## What is needed
The answer is the data below, repeated exactly, with no pictures included.

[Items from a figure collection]
**********

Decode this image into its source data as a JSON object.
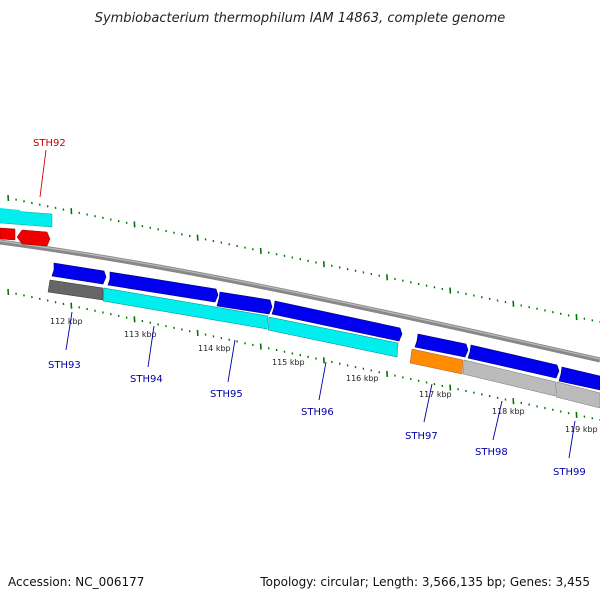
{
  "title": "Symbiobacterium thermophilum IAM 14863, complete genome",
  "footer": {
    "accession": "Accession: NC_006177",
    "summary": "Topology: circular; Length: 3,566,135 bp; Genes: 3,455"
  },
  "colors": {
    "cds_forward": "#0000ee",
    "cds_reverse": "#ee0000",
    "gene_cyan": "#00eeee",
    "gene_gray": "#bbbbbb",
    "gene_dark": "#666666",
    "gene_orange": "#ff8c00",
    "tick_green": "#007700",
    "backbone": "#888888",
    "label_blue": "#0000aa",
    "label_red": "#cc0000"
  },
  "kbp_labels": [
    "112 kbp",
    "113 kbp",
    "114 kbp",
    "115 kbp",
    "116 kbp",
    "117 kbp",
    "118 kbp",
    "119 kbp"
  ],
  "genes": [
    {
      "id": "sth92",
      "label": "STH92",
      "strand": "reverse"
    },
    {
      "id": "sth93",
      "label": "STH93",
      "strand": "forward"
    },
    {
      "id": "sth94",
      "label": "STH94",
      "strand": "forward"
    },
    {
      "id": "sth95",
      "label": "STH95",
      "strand": "forward"
    },
    {
      "id": "sth96",
      "label": "STH96",
      "strand": "forward"
    },
    {
      "id": "sth97",
      "label": "STH97",
      "strand": "forward"
    },
    {
      "id": "sth98",
      "label": "STH98",
      "strand": "forward"
    },
    {
      "id": "sth99",
      "label": "STH99",
      "strand": "forward"
    }
  ]
}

**********

## Response to this task
Decode this image into its source data as a JSON object.
{
  "title": "Symbiobacterium thermophilum IAM 14863, complete genome",
  "footer": {
    "accession": "Accession: NC_006177",
    "summary": "Topology: circular; Length: 3,566,135 bp; Genes: 3,455"
  },
  "colors": {
    "cds_forward": "#0000ee",
    "cds_reverse": "#ee0000",
    "gene_cyan": "#00eeee",
    "gene_gray": "#bbbbbb",
    "gene_dark": "#666666",
    "gene_orange": "#ff8c00",
    "tick_green": "#007700",
    "backbone": "#888888",
    "label_blue": "#0000aa",
    "label_red": "#cc0000"
  },
  "kbp_labels": [
    "112 kbp",
    "113 kbp",
    "114 kbp",
    "115 kbp",
    "116 kbp",
    "117 kbp",
    "118 kbp",
    "119 kbp"
  ],
  "genes": [
    {
      "id": "sth92",
      "label": "STH92",
      "strand": "reverse"
    },
    {
      "id": "sth93",
      "label": "STH93",
      "strand": "forward"
    },
    {
      "id": "sth94",
      "label": "STH94",
      "strand": "forward"
    },
    {
      "id": "sth95",
      "label": "STH95",
      "strand": "forward"
    },
    {
      "id": "sth96",
      "label": "STH96",
      "strand": "forward"
    },
    {
      "id": "sth97",
      "label": "STH97",
      "strand": "forward"
    },
    {
      "id": "sth98",
      "label": "STH98",
      "strand": "forward"
    },
    {
      "id": "sth99",
      "label": "STH99",
      "strand": "forward"
    }
  ]
}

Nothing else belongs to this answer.